━━━━━ Dataset content ━━━━━
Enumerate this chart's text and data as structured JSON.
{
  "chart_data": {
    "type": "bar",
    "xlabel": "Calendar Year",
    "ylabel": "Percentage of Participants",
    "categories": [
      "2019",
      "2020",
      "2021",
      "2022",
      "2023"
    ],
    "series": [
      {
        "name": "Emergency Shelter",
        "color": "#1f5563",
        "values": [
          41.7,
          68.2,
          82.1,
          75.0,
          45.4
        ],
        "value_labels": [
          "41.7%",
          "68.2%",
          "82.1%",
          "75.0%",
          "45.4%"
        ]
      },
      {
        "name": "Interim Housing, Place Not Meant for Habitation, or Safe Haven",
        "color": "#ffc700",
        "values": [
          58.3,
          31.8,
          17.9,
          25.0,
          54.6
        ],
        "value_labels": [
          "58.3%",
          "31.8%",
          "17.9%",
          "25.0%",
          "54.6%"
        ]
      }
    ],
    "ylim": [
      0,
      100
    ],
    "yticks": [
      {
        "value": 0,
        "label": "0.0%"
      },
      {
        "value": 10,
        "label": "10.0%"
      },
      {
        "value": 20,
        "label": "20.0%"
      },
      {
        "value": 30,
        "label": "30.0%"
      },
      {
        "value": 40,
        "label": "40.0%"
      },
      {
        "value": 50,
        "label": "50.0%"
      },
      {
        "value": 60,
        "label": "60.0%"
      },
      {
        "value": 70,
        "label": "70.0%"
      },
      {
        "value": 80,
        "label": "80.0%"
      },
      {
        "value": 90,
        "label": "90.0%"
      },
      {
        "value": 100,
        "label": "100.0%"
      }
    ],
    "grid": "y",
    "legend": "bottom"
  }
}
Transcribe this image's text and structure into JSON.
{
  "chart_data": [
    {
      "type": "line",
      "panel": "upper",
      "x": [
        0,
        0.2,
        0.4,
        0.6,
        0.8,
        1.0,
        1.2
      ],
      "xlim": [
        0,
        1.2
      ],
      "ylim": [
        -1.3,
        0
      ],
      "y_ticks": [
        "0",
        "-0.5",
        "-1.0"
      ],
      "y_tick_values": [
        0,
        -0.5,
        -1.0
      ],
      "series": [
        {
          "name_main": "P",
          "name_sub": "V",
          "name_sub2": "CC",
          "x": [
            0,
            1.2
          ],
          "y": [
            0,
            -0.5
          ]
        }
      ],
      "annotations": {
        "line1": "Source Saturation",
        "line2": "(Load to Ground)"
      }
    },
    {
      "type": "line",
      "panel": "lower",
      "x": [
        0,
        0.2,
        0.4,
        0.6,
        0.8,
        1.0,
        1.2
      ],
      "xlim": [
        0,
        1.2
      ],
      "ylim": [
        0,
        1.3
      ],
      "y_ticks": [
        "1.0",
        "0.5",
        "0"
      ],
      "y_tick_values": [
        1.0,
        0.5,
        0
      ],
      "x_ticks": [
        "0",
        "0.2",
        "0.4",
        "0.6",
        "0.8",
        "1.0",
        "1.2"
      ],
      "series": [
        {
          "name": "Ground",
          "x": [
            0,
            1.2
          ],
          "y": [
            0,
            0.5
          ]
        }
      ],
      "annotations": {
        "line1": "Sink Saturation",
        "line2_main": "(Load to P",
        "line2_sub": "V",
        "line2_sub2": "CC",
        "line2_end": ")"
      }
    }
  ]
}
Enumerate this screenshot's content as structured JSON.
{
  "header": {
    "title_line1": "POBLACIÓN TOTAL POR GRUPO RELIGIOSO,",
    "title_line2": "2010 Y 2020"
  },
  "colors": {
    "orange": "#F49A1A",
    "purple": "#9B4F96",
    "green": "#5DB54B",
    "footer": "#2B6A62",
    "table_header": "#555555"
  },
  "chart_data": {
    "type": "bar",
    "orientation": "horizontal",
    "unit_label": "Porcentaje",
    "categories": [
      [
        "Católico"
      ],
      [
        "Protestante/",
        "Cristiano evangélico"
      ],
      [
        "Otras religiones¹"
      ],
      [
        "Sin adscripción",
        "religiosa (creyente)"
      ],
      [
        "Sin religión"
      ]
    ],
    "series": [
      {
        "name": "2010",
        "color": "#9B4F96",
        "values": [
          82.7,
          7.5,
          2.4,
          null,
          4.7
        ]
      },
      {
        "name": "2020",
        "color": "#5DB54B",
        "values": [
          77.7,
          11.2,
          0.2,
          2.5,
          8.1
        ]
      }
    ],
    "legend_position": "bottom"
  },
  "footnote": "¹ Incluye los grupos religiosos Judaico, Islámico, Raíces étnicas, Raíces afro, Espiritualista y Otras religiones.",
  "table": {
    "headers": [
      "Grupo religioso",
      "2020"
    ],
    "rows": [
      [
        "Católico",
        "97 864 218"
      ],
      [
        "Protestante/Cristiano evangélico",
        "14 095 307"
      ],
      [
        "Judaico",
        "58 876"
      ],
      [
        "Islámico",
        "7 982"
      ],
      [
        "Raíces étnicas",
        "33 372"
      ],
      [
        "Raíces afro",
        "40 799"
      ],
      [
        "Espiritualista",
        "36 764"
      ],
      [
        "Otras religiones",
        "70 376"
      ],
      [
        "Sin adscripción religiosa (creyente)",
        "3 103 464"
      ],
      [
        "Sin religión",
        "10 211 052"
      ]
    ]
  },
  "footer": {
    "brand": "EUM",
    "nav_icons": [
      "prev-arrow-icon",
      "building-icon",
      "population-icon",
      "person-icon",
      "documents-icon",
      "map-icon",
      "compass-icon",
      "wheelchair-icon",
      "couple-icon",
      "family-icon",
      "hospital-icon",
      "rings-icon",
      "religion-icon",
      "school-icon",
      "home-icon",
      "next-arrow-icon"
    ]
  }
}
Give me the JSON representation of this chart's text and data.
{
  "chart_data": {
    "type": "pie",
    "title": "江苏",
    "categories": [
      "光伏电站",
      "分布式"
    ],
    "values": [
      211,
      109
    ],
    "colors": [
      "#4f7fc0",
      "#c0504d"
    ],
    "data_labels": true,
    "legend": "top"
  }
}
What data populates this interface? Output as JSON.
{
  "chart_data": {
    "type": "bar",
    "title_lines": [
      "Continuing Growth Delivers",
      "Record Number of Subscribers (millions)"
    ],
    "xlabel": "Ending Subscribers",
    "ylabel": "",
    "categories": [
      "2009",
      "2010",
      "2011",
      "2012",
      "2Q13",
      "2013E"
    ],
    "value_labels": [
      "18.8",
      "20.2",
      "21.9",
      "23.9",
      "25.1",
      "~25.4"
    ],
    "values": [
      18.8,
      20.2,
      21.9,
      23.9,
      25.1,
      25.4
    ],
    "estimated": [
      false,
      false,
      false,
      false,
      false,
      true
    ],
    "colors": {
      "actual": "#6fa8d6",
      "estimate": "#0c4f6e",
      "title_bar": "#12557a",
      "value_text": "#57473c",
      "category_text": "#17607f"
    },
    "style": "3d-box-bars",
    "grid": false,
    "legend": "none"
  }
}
━━━━━
-- Problem statement --
The entries above must be returned exactly.

-- Task answer --
Enumerate this chart's text and data as structured JSON.
{
  "chart_data": {
    "type": "bar",
    "xlabel": "Calendar Year",
    "ylabel": "Percentage of Participants",
    "categories": [
      "2019",
      "2020",
      "2021",
      "2022",
      "2023"
    ],
    "series": [
      {
        "name": "Emergency Shelter",
        "color": "#1f5563",
        "values": [
          41.7,
          68.2,
          82.1,
          75.0,
          45.4
        ],
        "value_labels": [
          "41.7%",
          "68.2%",
          "82.1%",
          "75.0%",
          "45.4%"
        ]
      },
      {
        "name": "Interim Housing, Place Not Meant for Habitation, or Safe Haven",
        "color": "#ffc700",
        "values": [
          58.3,
          31.8,
          17.9,
          25.0,
          54.6
        ],
        "value_labels": [
          "58.3%",
          "31.8%",
          "17.9%",
          "25.0%",
          "54.6%"
        ]
      }
    ],
    "ylim": [
      0,
      100
    ],
    "yticks": [
      {
        "value": 0,
        "label": "0.0%"
      },
      {
        "value": 10,
        "label": "10.0%"
      },
      {
        "value": 20,
        "label": "20.0%"
      },
      {
        "value": 30,
        "label": "30.0%"
      },
      {
        "value": 40,
        "label": "40.0%"
      },
      {
        "value": 50,
        "label": "50.0%"
      },
      {
        "value": 60,
        "label": "60.0%"
      },
      {
        "value": 70,
        "label": "70.0%"
      },
      {
        "value": 80,
        "label": "80.0%"
      },
      {
        "value": 90,
        "label": "90.0%"
      },
      {
        "value": 100,
        "label": "100.0%"
      }
    ],
    "grid": "y",
    "legend": "bottom"
  }
}
Transcribe this image's text and structure into JSON.
{
  "chart_data": [
    {
      "type": "line",
      "panel": "upper",
      "x": [
        0,
        0.2,
        0.4,
        0.6,
        0.8,
        1.0,
        1.2
      ],
      "xlim": [
        0,
        1.2
      ],
      "ylim": [
        -1.3,
        0
      ],
      "y_ticks": [
        "0",
        "-0.5",
        "-1.0"
      ],
      "y_tick_values": [
        0,
        -0.5,
        -1.0
      ],
      "series": [
        {
          "name_main": "P",
          "name_sub": "V",
          "name_sub2": "CC",
          "x": [
            0,
            1.2
          ],
          "y": [
            0,
            -0.5
          ]
        }
      ],
      "annotations": {
        "line1": "Source Saturation",
        "line2": "(Load to Ground)"
      }
    },
    {
      "type": "line",
      "panel": "lower",
      "x": [
        0,
        0.2,
        0.4,
        0.6,
        0.8,
        1.0,
        1.2
      ],
      "xlim": [
        0,
        1.2
      ],
      "ylim": [
        0,
        1.3
      ],
      "y_ticks": [
        "1.0",
        "0.5",
        "0"
      ],
      "y_tick_values": [
        1.0,
        0.5,
        0
      ],
      "x_ticks": [
        "0",
        "0.2",
        "0.4",
        "0.6",
        "0.8",
        "1.0",
        "1.2"
      ],
      "series": [
        {
          "name": "Ground",
          "x": [
            0,
            1.2
          ],
          "y": [
            0,
            0.5
          ]
        }
      ],
      "annotations": {
        "line1": "Sink Saturation",
        "line2_main": "(Load to P",
        "line2_sub": "V",
        "line2_sub2": "CC",
        "line2_end": ")"
      }
    }
  ]
}
Enumerate this screenshot's content as structured JSON.
{
  "header": {
    "title_line1": "POBLACIÓN TOTAL POR GRUPO RELIGIOSO,",
    "title_line2": "2010 Y 2020"
  },
  "colors": {
    "orange": "#F49A1A",
    "purple": "#9B4F96",
    "green": "#5DB54B",
    "footer": "#2B6A62",
    "table_header": "#555555"
  },
  "chart_data": {
    "type": "bar",
    "orientation": "horizontal",
    "unit_label": "Porcentaje",
    "categories": [
      [
        "Católico"
      ],
      [
        "Protestante/",
        "Cristiano evangélico"
      ],
      [
        "Otras religiones¹"
      ],
      [
        "Sin adscripción",
        "religiosa (creyente)"
      ],
      [
        "Sin religión"
      ]
    ],
    "series": [
      {
        "name": "2010",
        "color": "#9B4F96",
        "values": [
          82.7,
          7.5,
          2.4,
          null,
          4.7
        ]
      },
      {
        "name": "2020",
        "color": "#5DB54B",
        "values": [
          77.7,
          11.2,
          0.2,
          2.5,
          8.1
        ]
      }
    ],
    "legend_position": "bottom"
  },
  "footnote": "¹ Incluye los grupos religiosos Judaico, Islámico, Raíces étnicas, Raíces afro, Espiritualista y Otras religiones.",
  "table": {
    "headers": [
      "Grupo religioso",
      "2020"
    ],
    "rows": [
      [
        "Católico",
        "97 864 218"
      ],
      [
        "Protestante/Cristiano evangélico",
        "14 095 307"
      ],
      [
        "Judaico",
        "58 876"
      ],
      [
        "Islámico",
        "7 982"
      ],
      [
        "Raíces étnicas",
        "33 372"
      ],
      [
        "Raíces afro",
        "40 799"
      ],
      [
        "Espiritualista",
        "36 764"
      ],
      [
        "Otras religiones",
        "70 376"
      ],
      [
        "Sin adscripción religiosa (creyente)",
        "3 103 464"
      ],
      [
        "Sin religión",
        "10 211 052"
      ]
    ]
  },
  "footer": {
    "brand": "EUM",
    "nav_icons": [
      "prev-arrow-icon",
      "building-icon",
      "population-icon",
      "person-icon",
      "documents-icon",
      "map-icon",
      "compass-icon",
      "wheelchair-icon",
      "couple-icon",
      "family-icon",
      "hospital-icon",
      "rings-icon",
      "religion-icon",
      "school-icon",
      "home-icon",
      "next-arrow-icon"
    ]
  }
}
Give me the JSON representation of this chart's text and data.
{
  "chart_data": {
    "type": "pie",
    "title": "江苏",
    "categories": [
      "光伏电站",
      "分布式"
    ],
    "values": [
      211,
      109
    ],
    "colors": [
      "#4f7fc0",
      "#c0504d"
    ],
    "data_labels": true,
    "legend": "top"
  }
}
What data populates this interface? Output as JSON.
{
  "chart_data": {
    "type": "bar",
    "title_lines": [
      "Continuing Growth Delivers",
      "Record Number of Subscribers (millions)"
    ],
    "xlabel": "Ending Subscribers",
    "ylabel": "",
    "categories": [
      "2009",
      "2010",
      "2011",
      "2012",
      "2Q13",
      "2013E"
    ],
    "value_labels": [
      "18.8",
      "20.2",
      "21.9",
      "23.9",
      "25.1",
      "~25.4"
    ],
    "values": [
      18.8,
      20.2,
      21.9,
      23.9,
      25.1,
      25.4
    ],
    "estimated": [
      false,
      false,
      false,
      false,
      false,
      true
    ],
    "colors": {
      "actual": "#6fa8d6",
      "estimate": "#0c4f6e",
      "title_bar": "#12557a",
      "value_text": "#57473c",
      "category_text": "#17607f"
    },
    "style": "3d-box-bars",
    "grid": false,
    "legend": "none"
  }
}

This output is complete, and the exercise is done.